■ Problem to solve
From the records below, copy every line that contains the word "组团裂变管理系统".

■ Stored data
____________

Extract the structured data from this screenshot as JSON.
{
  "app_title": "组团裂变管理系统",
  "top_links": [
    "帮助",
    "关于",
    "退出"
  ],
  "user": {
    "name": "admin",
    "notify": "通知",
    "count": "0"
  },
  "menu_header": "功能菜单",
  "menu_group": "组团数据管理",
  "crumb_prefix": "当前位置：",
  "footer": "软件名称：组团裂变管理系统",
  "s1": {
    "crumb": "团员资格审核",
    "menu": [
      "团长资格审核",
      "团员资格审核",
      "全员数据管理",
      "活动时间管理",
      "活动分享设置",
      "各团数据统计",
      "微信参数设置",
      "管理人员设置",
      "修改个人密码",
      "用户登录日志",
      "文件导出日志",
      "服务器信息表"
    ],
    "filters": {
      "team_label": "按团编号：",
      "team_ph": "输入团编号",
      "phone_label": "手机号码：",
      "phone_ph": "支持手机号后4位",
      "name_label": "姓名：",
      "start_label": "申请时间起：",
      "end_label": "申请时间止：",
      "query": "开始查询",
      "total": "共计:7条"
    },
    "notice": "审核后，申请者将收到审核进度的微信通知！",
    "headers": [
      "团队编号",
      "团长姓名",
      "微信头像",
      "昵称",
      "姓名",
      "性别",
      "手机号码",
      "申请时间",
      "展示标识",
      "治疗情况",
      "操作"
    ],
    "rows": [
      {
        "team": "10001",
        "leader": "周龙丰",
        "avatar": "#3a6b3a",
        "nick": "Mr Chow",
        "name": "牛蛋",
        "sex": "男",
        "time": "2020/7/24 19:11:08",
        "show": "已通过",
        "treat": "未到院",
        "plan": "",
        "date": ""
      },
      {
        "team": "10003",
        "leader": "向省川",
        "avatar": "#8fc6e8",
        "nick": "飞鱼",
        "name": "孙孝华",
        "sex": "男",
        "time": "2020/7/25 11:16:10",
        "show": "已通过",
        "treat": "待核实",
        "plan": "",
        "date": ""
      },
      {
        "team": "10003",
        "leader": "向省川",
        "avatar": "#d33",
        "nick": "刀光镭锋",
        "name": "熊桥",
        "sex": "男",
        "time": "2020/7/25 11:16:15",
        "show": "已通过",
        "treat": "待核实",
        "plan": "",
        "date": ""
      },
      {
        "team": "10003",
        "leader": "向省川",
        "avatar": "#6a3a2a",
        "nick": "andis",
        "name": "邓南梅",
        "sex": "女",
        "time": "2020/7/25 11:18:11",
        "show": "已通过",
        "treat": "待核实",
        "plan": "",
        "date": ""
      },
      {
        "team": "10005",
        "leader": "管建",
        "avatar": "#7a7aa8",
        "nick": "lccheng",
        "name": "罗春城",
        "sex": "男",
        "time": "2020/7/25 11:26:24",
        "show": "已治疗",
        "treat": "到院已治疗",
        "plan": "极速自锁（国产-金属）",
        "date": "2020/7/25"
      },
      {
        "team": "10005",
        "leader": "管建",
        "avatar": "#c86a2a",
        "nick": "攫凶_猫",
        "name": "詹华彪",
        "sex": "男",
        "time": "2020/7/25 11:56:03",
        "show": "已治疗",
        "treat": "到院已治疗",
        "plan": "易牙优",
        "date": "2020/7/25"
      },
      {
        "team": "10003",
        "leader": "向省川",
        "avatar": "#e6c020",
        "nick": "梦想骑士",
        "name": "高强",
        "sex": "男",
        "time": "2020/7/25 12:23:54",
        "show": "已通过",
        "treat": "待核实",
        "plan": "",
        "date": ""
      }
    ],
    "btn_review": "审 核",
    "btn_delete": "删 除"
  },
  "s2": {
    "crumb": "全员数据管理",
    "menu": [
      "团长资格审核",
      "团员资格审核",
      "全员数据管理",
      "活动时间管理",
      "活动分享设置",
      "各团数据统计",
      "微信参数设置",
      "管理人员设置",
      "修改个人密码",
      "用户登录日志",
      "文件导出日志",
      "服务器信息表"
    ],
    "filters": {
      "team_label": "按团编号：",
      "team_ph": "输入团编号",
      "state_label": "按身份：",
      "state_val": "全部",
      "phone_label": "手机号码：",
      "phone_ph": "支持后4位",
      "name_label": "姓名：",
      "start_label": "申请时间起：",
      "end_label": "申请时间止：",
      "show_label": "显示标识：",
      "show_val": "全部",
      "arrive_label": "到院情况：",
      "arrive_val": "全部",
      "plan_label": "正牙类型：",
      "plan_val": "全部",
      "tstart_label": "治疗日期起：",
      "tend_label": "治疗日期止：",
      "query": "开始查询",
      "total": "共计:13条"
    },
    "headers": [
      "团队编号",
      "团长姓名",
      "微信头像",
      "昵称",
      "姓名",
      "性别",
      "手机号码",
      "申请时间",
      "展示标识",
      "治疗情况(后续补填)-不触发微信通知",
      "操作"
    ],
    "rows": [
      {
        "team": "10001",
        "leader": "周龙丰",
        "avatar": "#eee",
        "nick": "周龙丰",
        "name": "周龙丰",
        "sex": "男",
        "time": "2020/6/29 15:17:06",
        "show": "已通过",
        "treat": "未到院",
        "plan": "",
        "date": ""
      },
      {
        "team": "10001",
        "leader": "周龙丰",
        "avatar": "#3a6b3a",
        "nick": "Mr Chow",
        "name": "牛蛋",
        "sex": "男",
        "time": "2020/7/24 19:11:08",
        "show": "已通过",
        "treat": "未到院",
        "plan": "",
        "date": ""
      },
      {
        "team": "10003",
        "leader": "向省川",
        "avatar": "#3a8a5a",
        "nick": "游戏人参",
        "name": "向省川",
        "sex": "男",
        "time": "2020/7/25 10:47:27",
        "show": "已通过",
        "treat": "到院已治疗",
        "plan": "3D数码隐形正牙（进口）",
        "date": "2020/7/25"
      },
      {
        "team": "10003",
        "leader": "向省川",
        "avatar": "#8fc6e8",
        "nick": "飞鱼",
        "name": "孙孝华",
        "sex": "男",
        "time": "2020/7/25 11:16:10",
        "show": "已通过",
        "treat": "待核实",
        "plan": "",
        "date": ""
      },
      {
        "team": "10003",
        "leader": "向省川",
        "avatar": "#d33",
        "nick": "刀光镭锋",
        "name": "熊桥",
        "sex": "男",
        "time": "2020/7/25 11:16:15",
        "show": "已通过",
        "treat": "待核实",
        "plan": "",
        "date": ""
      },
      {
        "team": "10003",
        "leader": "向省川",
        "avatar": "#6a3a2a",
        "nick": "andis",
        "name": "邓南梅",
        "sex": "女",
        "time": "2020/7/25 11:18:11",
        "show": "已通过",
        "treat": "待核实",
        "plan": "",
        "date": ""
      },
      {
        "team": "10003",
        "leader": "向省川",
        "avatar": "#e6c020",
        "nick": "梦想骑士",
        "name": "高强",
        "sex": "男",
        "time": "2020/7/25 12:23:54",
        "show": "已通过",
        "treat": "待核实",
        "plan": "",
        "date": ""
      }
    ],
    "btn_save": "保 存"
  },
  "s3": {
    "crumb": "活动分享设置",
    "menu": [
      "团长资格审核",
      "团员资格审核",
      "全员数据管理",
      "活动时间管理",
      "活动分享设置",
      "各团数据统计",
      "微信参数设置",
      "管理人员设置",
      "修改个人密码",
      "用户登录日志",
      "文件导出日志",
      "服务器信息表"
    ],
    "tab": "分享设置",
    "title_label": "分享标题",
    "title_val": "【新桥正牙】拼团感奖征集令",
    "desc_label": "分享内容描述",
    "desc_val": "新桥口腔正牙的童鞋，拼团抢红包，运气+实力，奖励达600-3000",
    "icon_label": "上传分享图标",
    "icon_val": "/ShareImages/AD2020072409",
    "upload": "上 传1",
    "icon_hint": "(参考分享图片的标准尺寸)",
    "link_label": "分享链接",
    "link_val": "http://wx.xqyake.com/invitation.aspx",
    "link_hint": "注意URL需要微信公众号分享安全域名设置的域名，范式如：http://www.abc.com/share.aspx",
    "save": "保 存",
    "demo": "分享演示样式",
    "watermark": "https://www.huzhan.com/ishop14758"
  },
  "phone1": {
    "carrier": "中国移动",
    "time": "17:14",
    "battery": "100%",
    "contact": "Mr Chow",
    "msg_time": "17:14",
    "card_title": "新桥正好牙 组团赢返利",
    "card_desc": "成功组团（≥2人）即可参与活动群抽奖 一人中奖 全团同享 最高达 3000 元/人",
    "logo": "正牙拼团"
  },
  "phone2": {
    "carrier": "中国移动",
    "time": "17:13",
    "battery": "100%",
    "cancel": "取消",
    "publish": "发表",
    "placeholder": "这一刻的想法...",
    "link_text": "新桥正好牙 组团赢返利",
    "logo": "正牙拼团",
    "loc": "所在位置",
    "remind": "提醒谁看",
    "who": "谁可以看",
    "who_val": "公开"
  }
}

____________

■ The completed task
  "app_title": "组团裂变管理系统",
  "footer": "软件名称：组团裂变管理系统",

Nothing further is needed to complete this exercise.